[START RECORDS]

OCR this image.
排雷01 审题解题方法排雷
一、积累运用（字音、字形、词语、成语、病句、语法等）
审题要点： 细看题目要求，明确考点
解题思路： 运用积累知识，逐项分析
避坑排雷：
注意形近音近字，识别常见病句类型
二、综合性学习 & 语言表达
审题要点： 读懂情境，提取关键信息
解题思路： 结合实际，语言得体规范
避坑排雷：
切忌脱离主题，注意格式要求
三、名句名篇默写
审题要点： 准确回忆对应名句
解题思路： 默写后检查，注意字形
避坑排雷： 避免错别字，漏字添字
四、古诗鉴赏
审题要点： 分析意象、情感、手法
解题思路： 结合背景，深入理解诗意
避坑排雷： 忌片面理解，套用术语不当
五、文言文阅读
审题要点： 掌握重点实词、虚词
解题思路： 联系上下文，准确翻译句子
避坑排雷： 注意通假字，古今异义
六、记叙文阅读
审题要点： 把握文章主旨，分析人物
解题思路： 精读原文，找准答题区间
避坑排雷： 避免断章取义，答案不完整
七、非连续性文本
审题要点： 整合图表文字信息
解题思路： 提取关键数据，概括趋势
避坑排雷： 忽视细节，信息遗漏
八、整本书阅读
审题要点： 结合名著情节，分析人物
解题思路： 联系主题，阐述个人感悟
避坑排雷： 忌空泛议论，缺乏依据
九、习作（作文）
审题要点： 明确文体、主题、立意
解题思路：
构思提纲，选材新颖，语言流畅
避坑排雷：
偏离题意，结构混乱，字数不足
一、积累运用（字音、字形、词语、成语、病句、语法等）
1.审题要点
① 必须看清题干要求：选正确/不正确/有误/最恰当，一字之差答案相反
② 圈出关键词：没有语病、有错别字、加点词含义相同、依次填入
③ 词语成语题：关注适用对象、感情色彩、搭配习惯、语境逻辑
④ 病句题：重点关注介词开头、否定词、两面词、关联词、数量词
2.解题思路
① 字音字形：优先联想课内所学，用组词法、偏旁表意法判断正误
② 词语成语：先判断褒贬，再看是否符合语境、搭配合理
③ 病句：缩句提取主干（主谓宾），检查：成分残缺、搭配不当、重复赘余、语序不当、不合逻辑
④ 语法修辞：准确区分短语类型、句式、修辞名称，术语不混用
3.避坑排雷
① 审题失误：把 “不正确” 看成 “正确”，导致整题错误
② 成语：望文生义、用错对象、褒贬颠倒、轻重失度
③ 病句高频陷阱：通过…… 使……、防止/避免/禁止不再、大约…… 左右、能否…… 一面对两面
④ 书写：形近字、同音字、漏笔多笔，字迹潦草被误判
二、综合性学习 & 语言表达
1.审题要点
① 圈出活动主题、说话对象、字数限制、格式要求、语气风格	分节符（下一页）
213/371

[END RECORDS]

> _WHAT THIS TASK INVOLVES_
Print the material above once more, exactly.

> _FINISHED EXERCISE_
OCR this image.
排雷01 审题解题方法排雷
一、积累运用（字音、字形、词语、成语、病句、语法等）
审题要点： 细看题目要求，明确考点
解题思路： 运用积累知识，逐项分析
避坑排雷：
注意形近音近字，识别常见病句类型
二、综合性学习 & 语言表达
审题要点： 读懂情境，提取关键信息
解题思路： 结合实际，语言得体规范
避坑排雷：
切忌脱离主题，注意格式要求
三、名句名篇默写
审题要点： 准确回忆对应名句
解题思路： 默写后检查，注意字形
避坑排雷： 避免错别字，漏字添字
四、古诗鉴赏
审题要点： 分析意象、情感、手法
解题思路： 结合背景，深入理解诗意
避坑排雷： 忌片面理解，套用术语不当
五、文言文阅读
审题要点： 掌握重点实词、虚词
解题思路： 联系上下文，准确翻译句子
避坑排雷： 注意通假字，古今异义
六、记叙文阅读
审题要点： 把握文章主旨，分析人物
解题思路： 精读原文，找准答题区间
避坑排雷： 避免断章取义，答案不完整
七、非连续性文本
审题要点： 整合图表文字信息
解题思路： 提取关键数据，概括趋势
避坑排雷： 忽视细节，信息遗漏
八、整本书阅读
审题要点： 结合名著情节，分析人物
解题思路： 联系主题，阐述个人感悟
避坑排雷： 忌空泛议论，缺乏依据
九、习作（作文）
审题要点： 明确文体、主题、立意
解题思路：
构思提纲，选材新颖，语言流畅
避坑排雷：
偏离题意，结构混乱，字数不足
一、积累运用（字音、字形、词语、成语、病句、语法等）
1.审题要点
① 必须看清题干要求：选正确/不正确/有误/最恰当，一字之差答案相反
② 圈出关键词：没有语病、有错别字、加点词含义相同、依次填入
③ 词语成语题：关注适用对象、感情色彩、搭配习惯、语境逻辑
④ 病句题：重点关注介词开头、否定词、两面词、关联词、数量词
2.解题思路
① 字音字形：优先联想课内所学，用组词法、偏旁表意法判断正误
② 词语成语：先判断褒贬，再看是否符合语境、搭配合理
③ 病句：缩句提取主干（主谓宾），检查：成分残缺、搭配不当、重复赘余、语序不当、不合逻辑
④ 语法修辞：准确区分短语类型、句式、修辞名称，术语不混用
3.避坑排雷
① 审题失误：把 “不正确” 看成 “正确”，导致整题错误
② 成语：望文生义、用错对象、褒贬颠倒、轻重失度
③ 病句高频陷阱：通过…… 使……、防止/避免/禁止不再、大约…… 左右、能否…… 一面对两面
④ 书写：形近字、同音字、漏笔多笔，字迹潦草被误判
二、综合性学习 & 语言表达
1.审题要点
① 圈出活动主题、说话对象、字数限制、格式要求、语气风格	分节符（下一页）
213/371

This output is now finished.